== EXCERPTED TEXT ==
* * *

Why the Knicks should trade Noah Vonleh

When the Knicks signed Noah Vonleh last summer, it was a relatively easy decision. They knew Joakim Noah’s time on the roster was going to be short-lived, Kristaps Porzingis was hurt, and it was impossible to predict how many minutes a raw Mitchell Robinson could provide. They needed a body, they preferred someone with a little bit of experience, and Vonleh came on a non-guaranteed deal that wouldn’t impact their 2019 free agent spend plan. A perfect match.

What Noah Vonleh also presented to the Knicks was a reclamation project, something that has become a theme on their roster. He joined Trey Burke and Emmanuel Mudiay as recent lottery picks looking to rejuvenate their careers in New York. Of course, Mario Hezonja would become another player who fits this mold. Like Vonleh, he signed a one-year deal hoping he could prove he still has value in the NBA.

Both Hezonja and Vonleh signed what I like to call “prove it” deals. They faced a tight market in 2018 and knew the following summer would be flush with cap dollars. If they could prove they still had game as players who are only 23 years old, they could turn their one-year “prove it” deal into a nice payday.

The problem for the Knicks is that these one-year “prove it” deals end up helping the player more than the team.

The way the Collective Bargaining Agreement (CBA) works, teams gain salary cap exception rights on players based on the number of consecutive years they play for the team. Since both Hezonja and Vonleh are only signed through this season, they will become non-Bird free agents in July. The Knicks can exceed the cap to re-sign them, but only by offering a very modest 20% raise over their current salary.

This is where we will transition our focus to Noah Vonleh, keeping in mind that the same principles apply to Mario Hezonja, but in a much more limited capacity since Hezonja is making more money and doesn’t offer the same potential return in the trade market right now (at least that is my educated guess).

Noah Vonleh is making only $1.6 million to play for the Knicks this season, an amount that was only recently fully guaranteed. His cap hold in July would be minuscule, only 120% of his salary, but the amount the Knicks could exceed the cap to re-sign him would be prohibitively low in trying to keep him, the same 120% amount.

This means the Knicks have found a player on the cheap who has proven he could be a valuable piece going forward, but they essentially have no advantage as the host team in trying to keep him, other than using cap space like every other team would need to do in trying to sign him away from them.

Meanwhile, Vonleh’s name is beginning to appear in trade rumors. Stefan Bondy of the New York Daily News recently confirmed what we saw in an earlier report from Sean Deveney of the Sporting News that Philadelphia might be interested in parting with a draft pick to acquire the versatile big man. A report which was later refuted.

Normally, you wouldn’t consider trading a player you found in the bargain bin, but since the Knicks don’t gain anything by keeping him on their roster for the remainder of this season, it makes sense to explore a trade.

Had the Knicks signed Vonleh with a team option for next season, this discussion would be completely different. By exercising his team option, the Knicks could have earned his Early-Bird rights by next summer, which would give them greater purchasing power in retaining him while trying to maximize the amount they are able to spend with their cap space.

Signing players to one-year “prove it” deals seems appealing, but if you don’t structure in a team option for the second season, you basically cancel out the long-term benefits of finding a diamond in the rough.

* * *

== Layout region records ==
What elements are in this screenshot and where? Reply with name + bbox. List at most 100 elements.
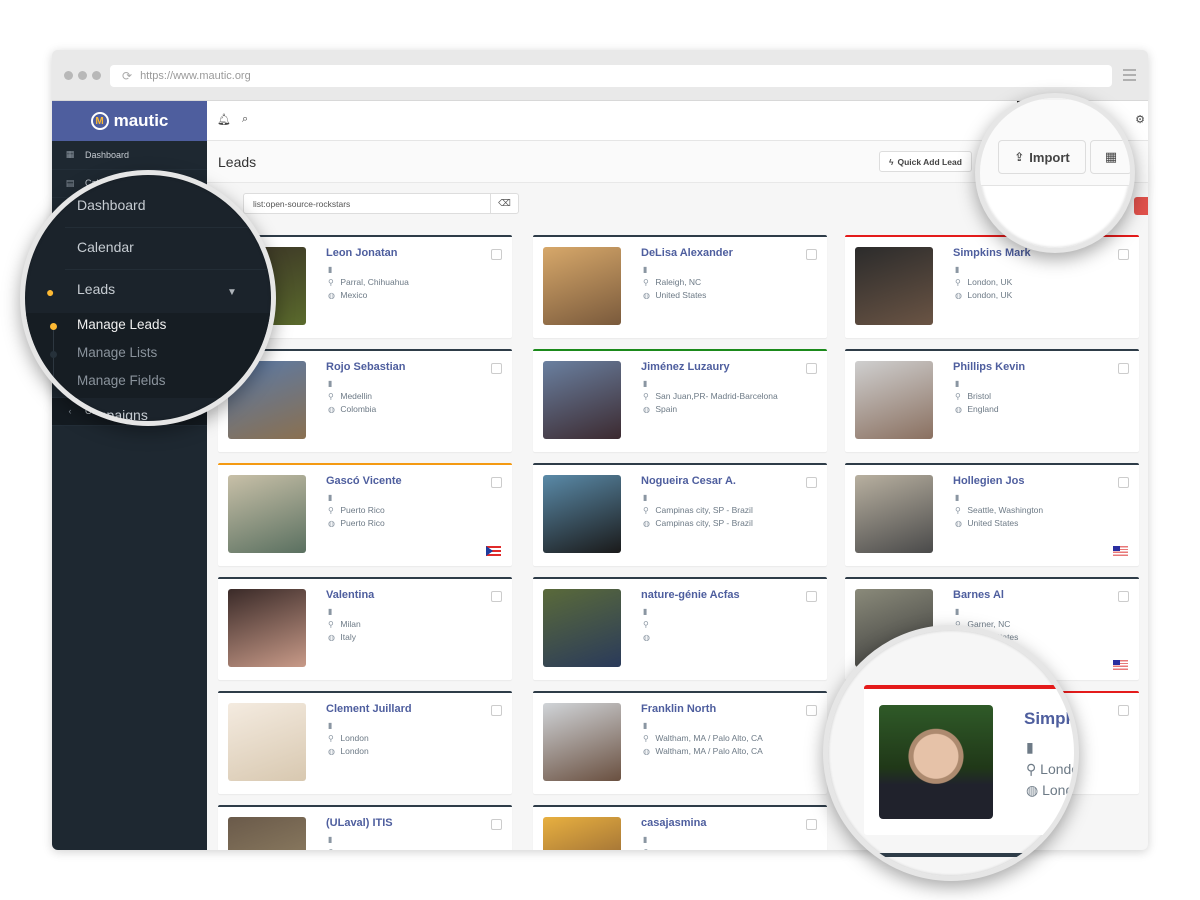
pin-icon: ⚲: [955, 278, 961, 287]
lead-checkbox[interactable]: [806, 819, 817, 830]
sidebar-item-dashboard[interactable]: ▦ Dashboard: [52, 141, 207, 170]
lead-name[interactable]: Jiménez Luzaury: [641, 361, 730, 373]
address-bar[interactable]: ⟳ https://www.mautic.org: [110, 65, 1112, 87]
mag-nav-leads[interactable]: Leads: [77, 281, 115, 297]
lead-name[interactable]: (ULaval) ITIS: [326, 817, 393, 829]
lead-name[interactable]: nature-génie Acfas: [641, 589, 740, 601]
lead-checkbox[interactable]: [491, 249, 502, 260]
window-dot-minimize[interactable]: [78, 71, 87, 80]
lead-checkbox[interactable]: [491, 591, 502, 602]
bell-icon[interactable]: 🔔︎: [217, 113, 231, 126]
lead-checkbox[interactable]: [1118, 591, 1129, 602]
delete-button[interactable]: [1134, 197, 1148, 215]
brand-logo[interactable]: M mautic: [52, 101, 207, 141]
lead-checkbox[interactable]: [806, 477, 817, 488]
search-input[interactable]: [244, 194, 490, 213]
lead-card[interactable]: Jiménez Luzaury ▮ ⚲ San Juan,PR- Madrid-Ba…: [533, 349, 827, 452]
window-dot-close[interactable]: [64, 71, 73, 80]
lead-name[interactable]: Gascó Vicente: [326, 475, 402, 487]
lead-card[interactable]: casajasmina▮⚲ ◍: [533, 805, 827, 850]
lead-city: ⚲ Waltham, MA / Palo Alto, CA: [643, 733, 763, 743]
lead-name[interactable]: Barnes Al: [953, 589, 1004, 601]
magnifier-header-actions: ⇪ Import ▦: [975, 93, 1135, 253]
lead-checkbox[interactable]: [806, 705, 817, 716]
lead-checkbox[interactable]: [491, 363, 502, 374]
lead-name[interactable]: casajasmina: [641, 817, 706, 829]
lead-photo: [543, 361, 621, 439]
company-line: ▮: [328, 834, 338, 844]
mag-nav-campaigns[interactable]: Campaigns: [77, 407, 148, 421]
globe-icon: ◍: [643, 747, 650, 756]
caret-down-icon[interactable]: ▼: [227, 287, 237, 298]
lead-card[interactable]: nature-génie Acfas ▮ ⚲ ◍: [533, 577, 827, 680]
inactive-dot: [50, 351, 57, 358]
lead-card[interactable]: (ULaval) ITIS▮⚲ ◍: [218, 805, 512, 850]
lead-country: ◍: [643, 632, 653, 642]
lead-checkbox[interactable]: [806, 363, 817, 374]
pin-icon: ⚲: [643, 848, 653, 850]
lead-name[interactable]: Hollegien Jos: [953, 475, 1025, 487]
mag-nav-manage-leads[interactable]: Manage Leads: [77, 317, 166, 332]
lead-card[interactable]: Phillips Kevin ▮ ⚲ Bristol ◍ England: [845, 349, 1139, 452]
gear-icon[interactable]: ⚙: [1135, 113, 1145, 126]
quick-add-lead-button[interactable]: ϟ Quick Add Lead: [879, 151, 972, 172]
lead-city: ⚲ London: [328, 733, 369, 743]
mag-nav-calendar[interactable]: Calendar: [77, 239, 134, 255]
lead-card[interactable]: Nogueira Cesar A. ▮ ⚲ Campinas city, SP - …: [533, 463, 827, 566]
lead-card[interactable]: Simpkins Mark ▮ ⚲ London, UK ◍ London, UK: [845, 235, 1139, 338]
globe-icon: ◍: [328, 519, 335, 528]
mag-nav-manage-fields[interactable]: Manage Fields: [77, 373, 166, 388]
lead-name[interactable]: Nogueira Cesar A.: [641, 475, 736, 487]
grid-icon: ▦: [65, 149, 75, 160]
lead-checkbox[interactable]: [1118, 705, 1129, 716]
lead-photo: [543, 475, 621, 553]
lead-checkbox[interactable]: [806, 249, 817, 260]
lead-checkbox[interactable]: [1118, 363, 1129, 374]
lead-card[interactable]: Franklin North ▮ ⚲ Waltham, MA / Palo Alto…: [533, 691, 827, 794]
import-button[interactable]: ⇪ Import: [998, 140, 1086, 174]
lead-card[interactable]: Valentina ▮ ⚲ Milan ◍ Italy: [218, 577, 512, 680]
table-view-icon[interactable]: ▦: [1090, 140, 1130, 174]
lead-checkbox[interactable]: [491, 819, 502, 830]
lead-country: ◍ Campinas city, SP - Brazil: [643, 518, 753, 528]
lead-checkbox[interactable]: [1118, 477, 1129, 488]
company-line: ▮: [643, 720, 653, 730]
reload-icon[interactable]: ⟳: [122, 69, 132, 83]
globe-icon: ◍: [643, 291, 650, 300]
mag-nav-manage-lists[interactable]: Manage Lists: [77, 345, 157, 360]
lead-name[interactable]: Simpki: [1024, 709, 1074, 729]
lead-name[interactable]: Franklin North: [641, 703, 716, 715]
lead-country: ◍ United States: [955, 518, 1019, 528]
magnified-lead-card[interactable]: Simpki ▮ ⚲ Londo ◍ Londo: [864, 685, 1074, 835]
building-icon: ▮: [643, 493, 648, 502]
company-line: ▮: [955, 606, 965, 616]
window-dot-maximize[interactable]: [92, 71, 101, 80]
lead-city: ⚲: [328, 847, 338, 850]
lead-card[interactable]: Gascó Vicente ▮ ⚲ Puerto Rico ◍ Puerto Rico: [218, 463, 512, 566]
lead-card[interactable]: Clement Juillard ▮ ⚲ London ◍ London: [218, 691, 512, 794]
lead-name[interactable]: DeLisa Alexander: [641, 247, 733, 259]
lead-checkbox[interactable]: [806, 591, 817, 602]
lead-photo: [228, 817, 306, 850]
lead-checkbox[interactable]: [1118, 249, 1129, 260]
lead-name[interactable]: Clement Juillard: [326, 703, 412, 715]
hamburger-icon[interactable]: [1123, 69, 1136, 84]
lead-name[interactable]: Phillips Kevin: [953, 361, 1025, 373]
lead-name[interactable]: Valentina: [326, 589, 374, 601]
pin-icon: ⚲: [328, 392, 334, 401]
lead-card[interactable]: Hollegien Jos ▮ ⚲ Seattle, Washington ◍ Uni…: [845, 463, 1139, 566]
lead-checkbox[interactable]: [491, 705, 502, 716]
pin-icon: ⚲: [328, 848, 338, 850]
calendar-icon: ▤: [65, 177, 75, 188]
lead-city: ⚲ Puerto Rico: [328, 505, 385, 515]
clear-search-icon[interactable]: ⌫: [490, 194, 518, 213]
country-flag-icon: [1113, 546, 1128, 556]
lead-name[interactable]: Simpkins Mark: [953, 247, 1031, 259]
lead-card[interactable]: DeLisa Alexander ▮ ⚲ Raleigh, NC ◍ United S…: [533, 235, 827, 338]
lead-checkbox[interactable]: [491, 477, 502, 488]
globe-icon: ◍: [955, 519, 962, 528]
lead-name[interactable]: Rojo Sebastian: [326, 361, 405, 373]
search-icon[interactable]: ⌕: [242, 113, 248, 126]
mag-nav-dashboard[interactable]: Dashboard: [77, 197, 146, 213]
lead-name[interactable]: Leon Jonatan: [326, 247, 398, 259]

* * *

== WORK INSTRUCTIONS ==
(A) Condense the paragraph of the Vonleh article that opens "When the Knicks signed Noah Vonleh last summer" into a short bulleted list of its main facts.
(B) From the Vonleh article, set down word for word the passage that begins at the words "Normally, you wouldn’t" and stops after "explore a trade.".
Work only from the Vonleh article.

== ANSWERS PER TASK ==
(A)
- Signing Vonleh last summer was an easy decision for the Knicks.
- Joakim Noah's time on the roster was expected to be short, Kristaps Porzingis was hurt, and it was unclear how many minutes Mitchell Robinson could provide.
- The team needed a body and preferred someone with some experience.
- Vonleh's non-guaranteed deal would not affect the 2019 free agent spending plan, making him a perfect match.

(B)
Normally, you wouldn’t consider trading a player you found in the bargain bin, but since the Knicks don’t gain anything by keeping him on their roster for the remainder of this season, it makes sense to explore a trade.